## Document

________________

Another issue is that Earwig is often quite slow and so running it manually is not a good use of my time. Such automated checking is best done by a bot or the like and it's my impression that this is already done. "Don't keep a dog and bark yourself."
Andrew🐉(talk) 17:13, 11 September 2023 (UTC)
  • My personal technique is open a bunch of tabs for articles to review, click "Check for copyvio" on all of them in turn (from User:DannyS712/copyvio-check), then go back to the first one which is done by then, and only look at the actual Earwig reports when the value is above something like 25% or otherwise it looks suspicious. I'm more thorough than I used to be, but probably do still forget or accidently miss checking the odd one. -Kj cheetham (talk) 17:22, 11 September 2023 (UTC)
  • It is been a while since I have done NPP, but I have not used Earwig for every article I patrolled, and I have often relied on a few "smells" to use it. On the other hand, when these suspicious signs appeared, I also found copyvio that was not detected by Earwig. MarioGom (talk) 07:45, 18 September 2023 (UTC)
I probably run earwig on half of the articles I review, or a bit less. I do spot checks occasionally, and I run it on longer (C-class or a long start-class) articles, as well as articles that I have a bad feeling about. Edward-Woodrowtalk 18:18, 1 October 2023 (UTC)

________________

Extracted data entries
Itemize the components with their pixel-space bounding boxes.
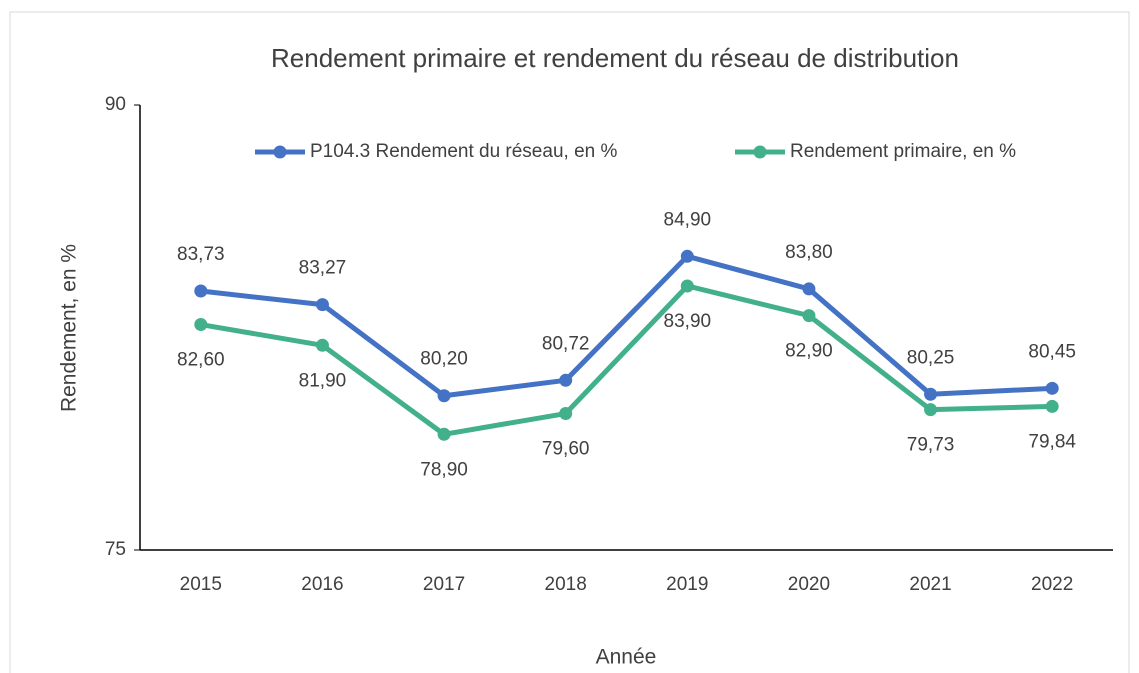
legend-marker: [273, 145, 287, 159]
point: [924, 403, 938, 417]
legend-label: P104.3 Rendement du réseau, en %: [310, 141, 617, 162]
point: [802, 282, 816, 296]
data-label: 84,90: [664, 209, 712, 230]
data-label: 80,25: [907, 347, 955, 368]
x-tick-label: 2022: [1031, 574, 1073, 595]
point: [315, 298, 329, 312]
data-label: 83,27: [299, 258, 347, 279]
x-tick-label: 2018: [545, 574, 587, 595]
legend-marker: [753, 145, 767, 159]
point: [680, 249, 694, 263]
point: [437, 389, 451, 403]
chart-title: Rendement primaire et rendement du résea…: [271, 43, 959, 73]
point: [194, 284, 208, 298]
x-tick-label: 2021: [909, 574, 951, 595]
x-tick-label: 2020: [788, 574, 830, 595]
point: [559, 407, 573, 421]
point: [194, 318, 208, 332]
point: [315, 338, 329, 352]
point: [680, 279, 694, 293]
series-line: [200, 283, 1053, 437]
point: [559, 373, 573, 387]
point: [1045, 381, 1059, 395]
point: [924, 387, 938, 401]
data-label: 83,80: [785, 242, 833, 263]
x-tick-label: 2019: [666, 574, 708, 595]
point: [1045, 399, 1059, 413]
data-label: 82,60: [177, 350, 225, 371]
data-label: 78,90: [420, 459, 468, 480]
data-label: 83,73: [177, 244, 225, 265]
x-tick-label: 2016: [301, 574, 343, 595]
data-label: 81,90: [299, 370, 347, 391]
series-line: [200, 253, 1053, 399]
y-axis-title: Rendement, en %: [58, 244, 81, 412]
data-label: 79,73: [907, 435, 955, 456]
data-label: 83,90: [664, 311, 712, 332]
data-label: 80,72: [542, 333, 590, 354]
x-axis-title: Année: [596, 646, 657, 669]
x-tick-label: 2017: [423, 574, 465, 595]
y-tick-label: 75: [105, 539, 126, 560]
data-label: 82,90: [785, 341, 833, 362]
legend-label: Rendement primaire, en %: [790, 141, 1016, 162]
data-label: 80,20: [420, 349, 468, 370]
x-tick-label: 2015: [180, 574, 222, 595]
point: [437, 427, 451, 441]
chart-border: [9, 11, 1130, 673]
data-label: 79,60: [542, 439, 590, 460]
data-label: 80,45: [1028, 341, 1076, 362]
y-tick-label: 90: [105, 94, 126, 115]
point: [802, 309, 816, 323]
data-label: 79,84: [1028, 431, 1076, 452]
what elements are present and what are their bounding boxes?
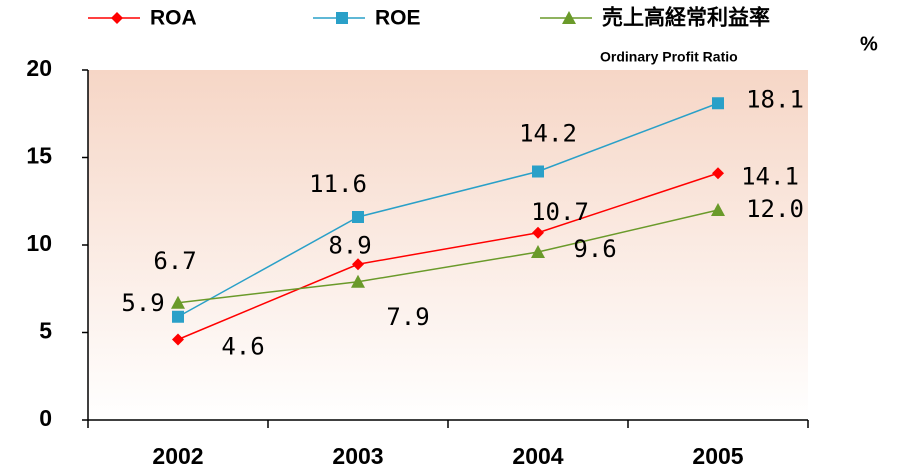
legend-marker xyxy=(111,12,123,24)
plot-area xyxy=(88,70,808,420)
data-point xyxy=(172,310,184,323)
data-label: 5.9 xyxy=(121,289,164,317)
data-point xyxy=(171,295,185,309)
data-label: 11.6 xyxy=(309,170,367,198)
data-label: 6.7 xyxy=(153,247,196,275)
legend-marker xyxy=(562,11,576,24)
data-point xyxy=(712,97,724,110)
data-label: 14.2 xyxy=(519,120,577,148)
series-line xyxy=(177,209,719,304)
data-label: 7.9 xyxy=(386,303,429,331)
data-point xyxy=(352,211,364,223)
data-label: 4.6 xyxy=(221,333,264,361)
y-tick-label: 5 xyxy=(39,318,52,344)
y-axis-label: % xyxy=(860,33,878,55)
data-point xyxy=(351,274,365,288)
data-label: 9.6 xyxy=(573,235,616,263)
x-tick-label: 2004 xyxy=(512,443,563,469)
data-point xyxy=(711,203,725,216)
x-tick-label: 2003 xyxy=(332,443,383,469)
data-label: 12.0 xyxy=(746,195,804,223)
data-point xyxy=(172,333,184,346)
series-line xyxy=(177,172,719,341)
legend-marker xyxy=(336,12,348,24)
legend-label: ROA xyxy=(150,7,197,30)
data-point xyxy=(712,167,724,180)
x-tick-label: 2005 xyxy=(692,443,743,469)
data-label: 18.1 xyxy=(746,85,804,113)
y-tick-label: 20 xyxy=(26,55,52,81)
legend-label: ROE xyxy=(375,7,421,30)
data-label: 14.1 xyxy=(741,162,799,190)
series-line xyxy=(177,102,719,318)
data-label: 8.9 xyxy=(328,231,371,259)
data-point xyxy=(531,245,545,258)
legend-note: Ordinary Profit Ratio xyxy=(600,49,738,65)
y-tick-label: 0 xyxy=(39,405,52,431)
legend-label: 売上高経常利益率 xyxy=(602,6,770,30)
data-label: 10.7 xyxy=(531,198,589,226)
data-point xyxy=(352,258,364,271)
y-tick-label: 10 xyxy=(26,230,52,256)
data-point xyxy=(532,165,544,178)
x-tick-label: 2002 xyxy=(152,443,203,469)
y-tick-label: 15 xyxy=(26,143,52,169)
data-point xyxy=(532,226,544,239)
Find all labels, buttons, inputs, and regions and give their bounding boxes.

________________

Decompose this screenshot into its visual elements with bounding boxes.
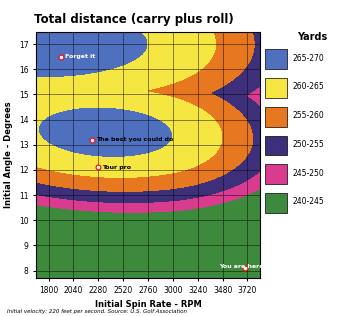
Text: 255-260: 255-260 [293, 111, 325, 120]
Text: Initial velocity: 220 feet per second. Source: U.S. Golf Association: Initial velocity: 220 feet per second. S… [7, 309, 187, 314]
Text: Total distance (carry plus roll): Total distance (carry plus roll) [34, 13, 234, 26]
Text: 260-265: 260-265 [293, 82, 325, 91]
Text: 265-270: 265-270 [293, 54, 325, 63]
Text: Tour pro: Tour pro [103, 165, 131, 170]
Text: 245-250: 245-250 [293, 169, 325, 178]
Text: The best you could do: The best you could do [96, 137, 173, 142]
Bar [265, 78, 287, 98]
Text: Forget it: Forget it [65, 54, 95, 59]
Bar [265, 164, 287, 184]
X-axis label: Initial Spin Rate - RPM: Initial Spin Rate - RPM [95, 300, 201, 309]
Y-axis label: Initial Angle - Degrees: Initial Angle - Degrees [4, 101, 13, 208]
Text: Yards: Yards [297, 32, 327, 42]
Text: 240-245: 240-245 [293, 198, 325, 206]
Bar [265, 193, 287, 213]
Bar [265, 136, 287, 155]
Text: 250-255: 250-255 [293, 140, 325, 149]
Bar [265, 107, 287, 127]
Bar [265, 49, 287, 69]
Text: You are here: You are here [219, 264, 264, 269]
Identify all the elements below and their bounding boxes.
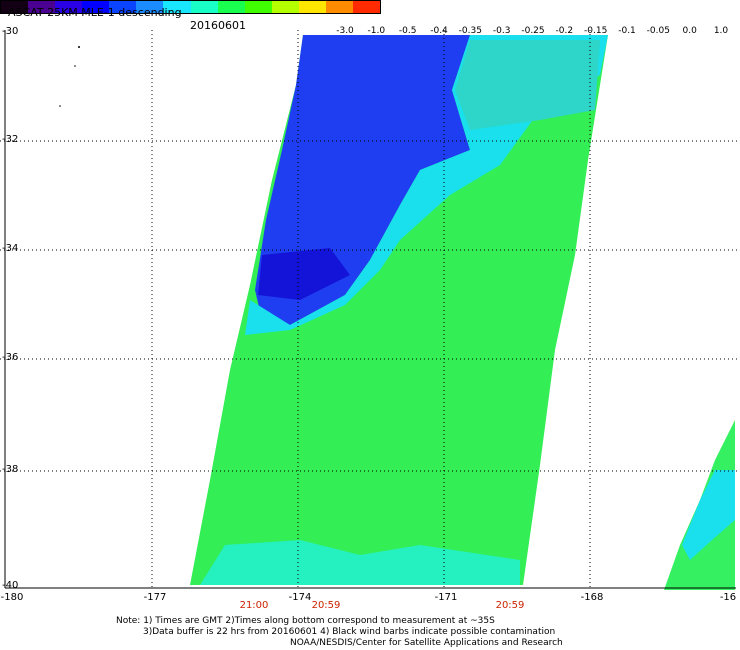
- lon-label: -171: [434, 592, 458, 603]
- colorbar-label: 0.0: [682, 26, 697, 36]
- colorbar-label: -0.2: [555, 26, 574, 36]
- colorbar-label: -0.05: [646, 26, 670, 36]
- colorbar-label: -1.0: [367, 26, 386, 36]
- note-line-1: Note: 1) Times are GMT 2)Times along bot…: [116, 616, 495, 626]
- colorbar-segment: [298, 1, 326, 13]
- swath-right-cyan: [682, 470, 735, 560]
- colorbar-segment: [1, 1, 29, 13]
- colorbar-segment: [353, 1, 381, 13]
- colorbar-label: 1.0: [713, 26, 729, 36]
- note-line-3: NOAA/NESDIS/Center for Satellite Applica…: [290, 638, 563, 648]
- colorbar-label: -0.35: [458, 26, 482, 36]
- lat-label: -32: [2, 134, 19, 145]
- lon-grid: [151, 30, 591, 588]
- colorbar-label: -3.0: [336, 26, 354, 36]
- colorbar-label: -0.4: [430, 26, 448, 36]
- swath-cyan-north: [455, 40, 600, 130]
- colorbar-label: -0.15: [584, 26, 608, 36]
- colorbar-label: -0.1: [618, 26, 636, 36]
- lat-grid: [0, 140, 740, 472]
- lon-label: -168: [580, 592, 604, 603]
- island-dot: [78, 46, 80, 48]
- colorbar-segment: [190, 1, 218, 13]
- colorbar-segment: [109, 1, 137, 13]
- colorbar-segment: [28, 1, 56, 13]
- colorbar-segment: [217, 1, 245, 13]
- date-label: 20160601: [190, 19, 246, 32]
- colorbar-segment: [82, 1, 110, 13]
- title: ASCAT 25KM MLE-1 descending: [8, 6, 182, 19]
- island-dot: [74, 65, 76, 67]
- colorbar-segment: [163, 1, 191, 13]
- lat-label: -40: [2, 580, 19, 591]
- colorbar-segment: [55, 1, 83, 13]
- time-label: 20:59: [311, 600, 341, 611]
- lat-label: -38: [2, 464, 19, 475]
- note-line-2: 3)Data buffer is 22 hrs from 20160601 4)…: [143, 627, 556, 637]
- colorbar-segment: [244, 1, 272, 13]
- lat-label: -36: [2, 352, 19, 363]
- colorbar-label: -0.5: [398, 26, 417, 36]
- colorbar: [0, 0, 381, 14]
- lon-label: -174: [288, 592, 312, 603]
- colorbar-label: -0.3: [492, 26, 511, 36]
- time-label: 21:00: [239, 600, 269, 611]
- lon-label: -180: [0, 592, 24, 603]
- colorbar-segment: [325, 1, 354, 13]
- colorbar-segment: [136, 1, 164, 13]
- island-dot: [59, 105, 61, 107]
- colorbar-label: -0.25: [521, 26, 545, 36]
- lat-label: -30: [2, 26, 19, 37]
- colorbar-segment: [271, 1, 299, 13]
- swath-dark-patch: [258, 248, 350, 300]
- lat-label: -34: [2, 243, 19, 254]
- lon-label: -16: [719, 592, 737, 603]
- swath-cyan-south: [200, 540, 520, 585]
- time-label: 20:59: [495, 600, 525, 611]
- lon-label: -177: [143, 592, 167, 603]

________________

## Jobs
1/ In the discussion about running Earwig copyvio checks, what value must a result exceed before Kj cheetham looks at the actual Earwig report?
2/ Resume the discussion about running Earwig copyvio checks after its last comment.
This data has no connection to the discussion about running Earwig copyvio checks.

## Responses by task
1/ Something like 25%.

2/
Even a one sentence microstub can be a copy paste from a copyrighted website. Perhaps you should run it all the time. –Novem Linguae (talk) 19:11, 1 October 2023 (UTC)
  • Woah. I rely on the curation toolbar and where it flags a copyvio I'll off and check that but not otherwise. Are we saying the toolbar ain't reliable? Best Alexandermcnabb (talk) 04:30, 2 October 2023 (UTC)
    The toolbar checks it a different way. I think it uses eranbot / copypatrol, which uses the turnitin api, which is not as good as earwig, which uses the google search api. –Novem Linguae (talk) 04:43, 2 October 2023 (UTC)
    So would it make sense to change the toolbar to leverage earwig? Just a half-thought... Best Alexandermcnabb (talk) 04:45, 2 October 2023 (UTC)
    Not a bad idea. Looks like we started discussing this in February in phab:T330348. In the meantime, there is also User:DannyS712/copyvio-check.js. –Novem Linguae (talk) 07:52, 2 October 2023 (UTC)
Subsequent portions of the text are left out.